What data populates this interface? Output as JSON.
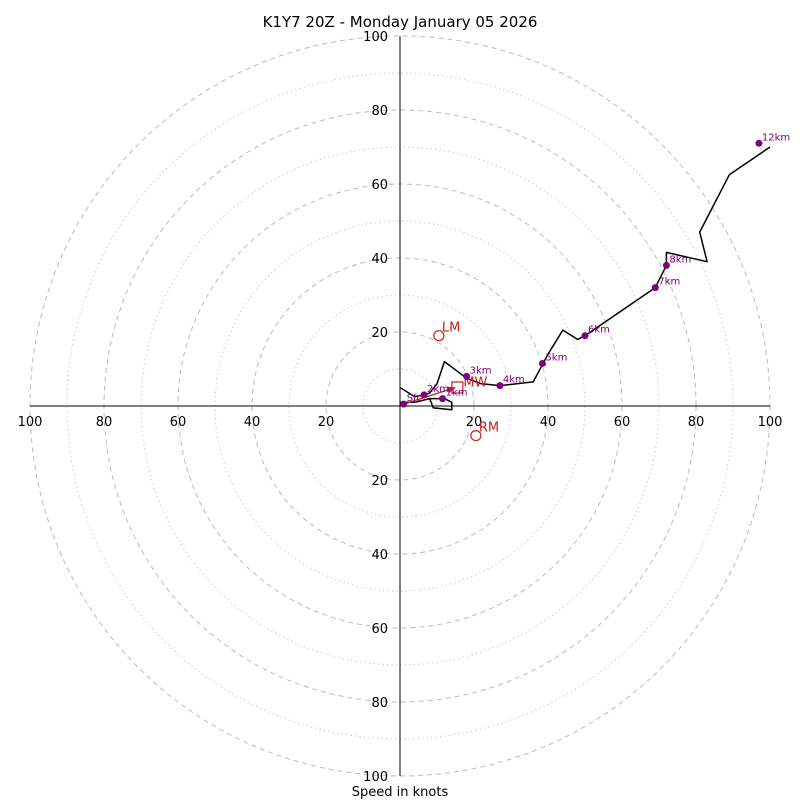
{
  "chart_data": {
    "type": "hodograph",
    "title": "K1Y7 20Z - Monday January 05 2026",
    "xlabel": "Speed in knots",
    "axis_range": [
      -100,
      100
    ],
    "tick_labels": {
      "left": [
        "100",
        "80",
        "60",
        "40",
        "20"
      ],
      "right": [
        "20",
        "40",
        "60",
        "80",
        "100"
      ],
      "up": [
        "20",
        "40",
        "60",
        "80",
        "100"
      ],
      "down": [
        "20",
        "40",
        "60",
        "80",
        "100"
      ]
    },
    "rings": {
      "major": [
        20,
        40,
        60,
        80,
        100
      ],
      "minor": [
        10,
        30,
        50,
        70,
        90
      ]
    },
    "wind_trace": [
      [
        0.0,
        5.0
      ],
      [
        4.0,
        2.5
      ],
      [
        8.0,
        3.5
      ],
      [
        10.0,
        6.0
      ],
      [
        12.0,
        12.0
      ],
      [
        14.0,
        10.5
      ],
      [
        16.0,
        9.0
      ],
      [
        18.0,
        7.5
      ],
      [
        22.0,
        6.0
      ],
      [
        27.0,
        5.5
      ],
      [
        36.0,
        6.5
      ],
      [
        40.0,
        14.0
      ],
      [
        44.0,
        20.5
      ],
      [
        48.0,
        18.0
      ],
      [
        50.0,
        19.0
      ],
      [
        69.0,
        32.0
      ],
      [
        72.0,
        38.0
      ],
      [
        72.0,
        41.5
      ],
      [
        83.0,
        39.0
      ],
      [
        81.0,
        47.0
      ],
      [
        89.0,
        62.5
      ],
      [
        100.0,
        70.0
      ]
    ],
    "lower_loop": [
      [
        0.0,
        1.0
      ],
      [
        4.0,
        1.0
      ],
      [
        8.0,
        2.0
      ],
      [
        12.0,
        2.0
      ],
      [
        14.0,
        1.0
      ],
      [
        14.0,
        -1.0
      ],
      [
        9.0,
        -0.5
      ],
      [
        8.0,
        2.0
      ]
    ],
    "height_markers": [
      {
        "label": "Sfc",
        "u": 1.0,
        "v": 0.5
      },
      {
        "label": "1km",
        "u": 11.5,
        "v": 2.0
      },
      {
        "label": "2km",
        "u": 6.5,
        "v": 3.0
      },
      {
        "label": "3km",
        "u": 18.0,
        "v": 8.0
      },
      {
        "label": "4km",
        "u": 27.0,
        "v": 5.5
      },
      {
        "label": "5km",
        "u": 38.5,
        "v": 11.5
      },
      {
        "label": "6km",
        "u": 50.0,
        "v": 19.0
      },
      {
        "label": "7km",
        "u": 69.0,
        "v": 32.0
      },
      {
        "label": "8km",
        "u": 72.0,
        "v": 38.0
      },
      {
        "label": "12km",
        "u": 97.0,
        "v": 71.0
      }
    ],
    "shear_vector": {
      "from": [
        1.0,
        0.5
      ],
      "to": [
        15.0,
        5.0
      ]
    },
    "storm_motions": [
      {
        "label": "LM",
        "u": 10.5,
        "v": 19.0,
        "shape": "circle"
      },
      {
        "label": "RM",
        "u": 20.5,
        "v": -8.0,
        "shape": "circle"
      },
      {
        "label": "MW",
        "u": 15.5,
        "v": 5.0,
        "shape": "square"
      }
    ],
    "colors": {
      "trace": "#000000",
      "markers": "#800080",
      "storm_motion": "#c81e1e",
      "grid": "#bbbbbb"
    }
  }
}
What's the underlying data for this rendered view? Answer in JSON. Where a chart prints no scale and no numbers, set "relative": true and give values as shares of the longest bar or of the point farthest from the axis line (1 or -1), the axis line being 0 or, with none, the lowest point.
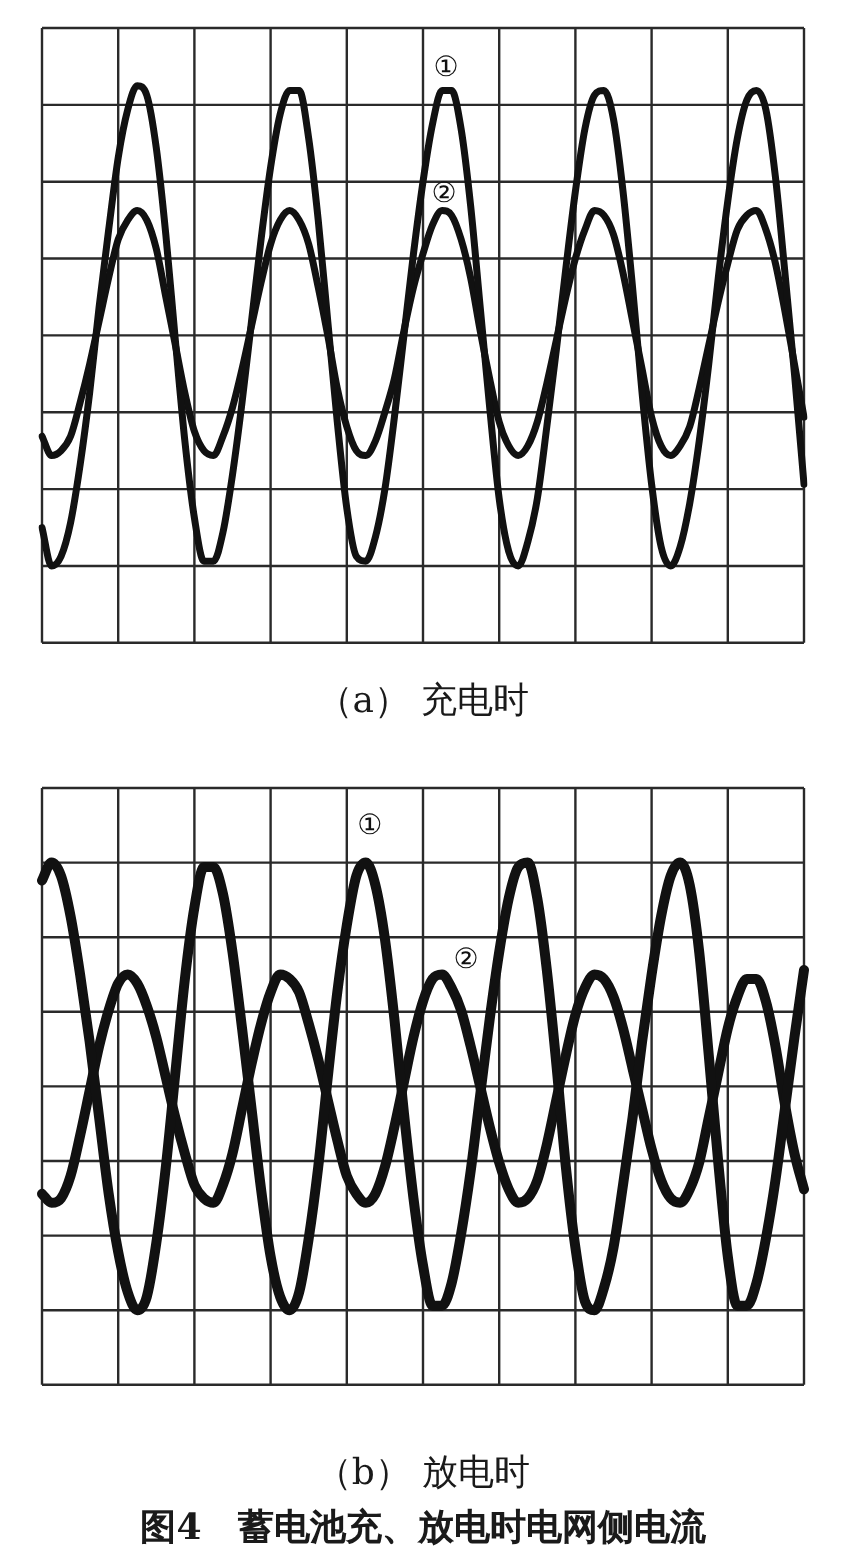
{
  "chart_data": [
    {
      "type": "line",
      "title": "（a） 充电时",
      "relative": true,
      "grid": true,
      "tick_labels": false,
      "categories": [
        null,
        null,
        null,
        null,
        null,
        null,
        null,
        null,
        null,
        null,
        null,
        null,
        null,
        null,
        null,
        null,
        null,
        null,
        null,
        null,
        null,
        null,
        null,
        null,
        null,
        null,
        null,
        null,
        null,
        null,
        null,
        null,
        null,
        null,
        null,
        null,
        null,
        null,
        null,
        null,
        null,
        null,
        null,
        null,
        null,
        null,
        null,
        null,
        null,
        null,
        null,
        null,
        null,
        null,
        null,
        null,
        null,
        null,
        null,
        null,
        null,
        null,
        null,
        null,
        null,
        null,
        null,
        null,
        null,
        null,
        null,
        null,
        null,
        null,
        null,
        null,
        null,
        null,
        null,
        null,
        null
      ],
      "series": [
        {
          "name": "①",
          "color": "#111111",
          "values": [
            0.08,
            0,
            0.02,
            0.09,
            0.21,
            0.36,
            0.54,
            0.7,
            0.85,
            0.95,
            1,
            0.98,
            0.87,
            0.69,
            0.47,
            0.26,
            0.1,
            0.01,
            0.01,
            0.07,
            0.19,
            0.34,
            0.51,
            0.68,
            0.83,
            0.94,
            0.99,
            0.99,
            0.89,
            0.72,
            0.51,
            0.3,
            0.12,
            0.02,
            0.01,
            0.06,
            0.16,
            0.31,
            0.48,
            0.65,
            0.8,
            0.92,
            0.99,
            0.99,
            0.91,
            0.75,
            0.54,
            0.33,
            0.14,
            0.03,
            0,
            0.05,
            0.14,
            0.29,
            0.45,
            0.62,
            0.78,
            0.91,
            0.98,
            0.99,
            0.93,
            0.78,
            0.58,
            0.36,
            0.17,
            0.04,
            0,
            0.04,
            0.13,
            0.26,
            0.42,
            0.6,
            0.76,
            0.89,
            0.97,
            0.99,
            0.95,
            0.81,
            0.61,
            0.4,
            0.17
          ]
        },
        {
          "name": "②",
          "color": "#111111",
          "values": [
            0.27,
            0.23,
            0.24,
            0.27,
            0.34,
            0.42,
            0.51,
            0.6,
            0.68,
            0.72,
            0.74,
            0.72,
            0.66,
            0.56,
            0.46,
            0.36,
            0.28,
            0.24,
            0.23,
            0.27,
            0.33,
            0.41,
            0.5,
            0.59,
            0.67,
            0.72,
            0.74,
            0.72,
            0.67,
            0.58,
            0.48,
            0.37,
            0.29,
            0.24,
            0.23,
            0.26,
            0.32,
            0.39,
            0.49,
            0.58,
            0.65,
            0.71,
            0.74,
            0.73,
            0.68,
            0.6,
            0.49,
            0.39,
            0.3,
            0.25,
            0.23,
            0.25,
            0.3,
            0.38,
            0.47,
            0.56,
            0.64,
            0.7,
            0.74,
            0.73,
            0.69,
            0.61,
            0.51,
            0.41,
            0.31,
            0.25,
            0.23,
            0.25,
            0.29,
            0.37,
            0.46,
            0.55,
            0.63,
            0.7,
            0.73,
            0.74,
            0.7,
            0.63,
            0.53,
            0.42,
            0.31
          ]
        }
      ]
    },
    {
      "type": "line",
      "title": "（b） 放电时",
      "relative": true,
      "grid": true,
      "tick_labels": false,
      "categories": [
        null,
        null,
        null,
        null,
        null,
        null,
        null,
        null,
        null,
        null,
        null,
        null,
        null,
        null,
        null,
        null,
        null,
        null,
        null,
        null,
        null,
        null,
        null,
        null,
        null,
        null,
        null,
        null,
        null,
        null,
        null,
        null,
        null,
        null,
        null,
        null,
        null,
        null,
        null,
        null,
        null,
        null,
        null,
        null,
        null,
        null,
        null,
        null,
        null,
        null,
        null,
        null,
        null,
        null,
        null,
        null,
        null,
        null,
        null,
        null,
        null,
        null,
        null,
        null,
        null,
        null,
        null,
        null,
        null,
        null,
        null,
        null,
        null,
        null,
        null,
        null,
        null,
        null,
        null,
        null,
        null
      ],
      "series": [
        {
          "name": "①",
          "color": "#111111",
          "values": [
            0.96,
            1,
            0.97,
            0.88,
            0.75,
            0.6,
            0.43,
            0.26,
            0.13,
            0.04,
            0,
            0.03,
            0.15,
            0.32,
            0.53,
            0.74,
            0.9,
            0.99,
            0.99,
            0.93,
            0.8,
            0.63,
            0.45,
            0.27,
            0.12,
            0.03,
            0,
            0.04,
            0.16,
            0.32,
            0.52,
            0.71,
            0.86,
            0.97,
            1,
            0.95,
            0.83,
            0.65,
            0.44,
            0.25,
            0.1,
            0.01,
            0.01,
            0.06,
            0.17,
            0.31,
            0.48,
            0.65,
            0.8,
            0.92,
            0.99,
            1,
            0.92,
            0.76,
            0.55,
            0.32,
            0.14,
            0.02,
            0,
            0.05,
            0.14,
            0.28,
            0.43,
            0.6,
            0.75,
            0.88,
            0.97,
            1,
            0.95,
            0.8,
            0.57,
            0.33,
            0.12,
            0.01,
            0.01,
            0.06,
            0.16,
            0.29,
            0.45,
            0.61,
            0.76
          ]
        },
        {
          "name": "②",
          "color": "#111111",
          "values": [
            0.26,
            0.24,
            0.25,
            0.3,
            0.39,
            0.49,
            0.59,
            0.67,
            0.73,
            0.75,
            0.73,
            0.68,
            0.61,
            0.52,
            0.43,
            0.35,
            0.28,
            0.25,
            0.24,
            0.28,
            0.35,
            0.45,
            0.55,
            0.64,
            0.71,
            0.75,
            0.74,
            0.71,
            0.64,
            0.56,
            0.47,
            0.38,
            0.3,
            0.26,
            0.24,
            0.26,
            0.32,
            0.41,
            0.51,
            0.61,
            0.69,
            0.74,
            0.75,
            0.72,
            0.67,
            0.59,
            0.5,
            0.41,
            0.33,
            0.27,
            0.24,
            0.25,
            0.29,
            0.37,
            0.47,
            0.57,
            0.66,
            0.72,
            0.75,
            0.74,
            0.7,
            0.63,
            0.54,
            0.45,
            0.36,
            0.29,
            0.25,
            0.24,
            0.27,
            0.33,
            0.43,
            0.53,
            0.63,
            0.7,
            0.74,
            0.74,
            0.69,
            0.59,
            0.46,
            0.35,
            0.27
          ]
        }
      ],
      "annotations": [
        "图4　蓄电池充、放电时电网侧电流"
      ]
    }
  ]
}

####################

TASK DETAILS: Where does the word "from" appear in the listing? List each line that holds it.

SOLUTION TO THE EXERCISE:
      "from": [
What's the underlying data for this rendered view? Answer in JSON. Where a chart prints no scale and no numbers, set "relative": true and give values as shares of the longest bar or of the point farthest from the axis line (1 or -1), the axis line being 0 or, with none, the lowest point.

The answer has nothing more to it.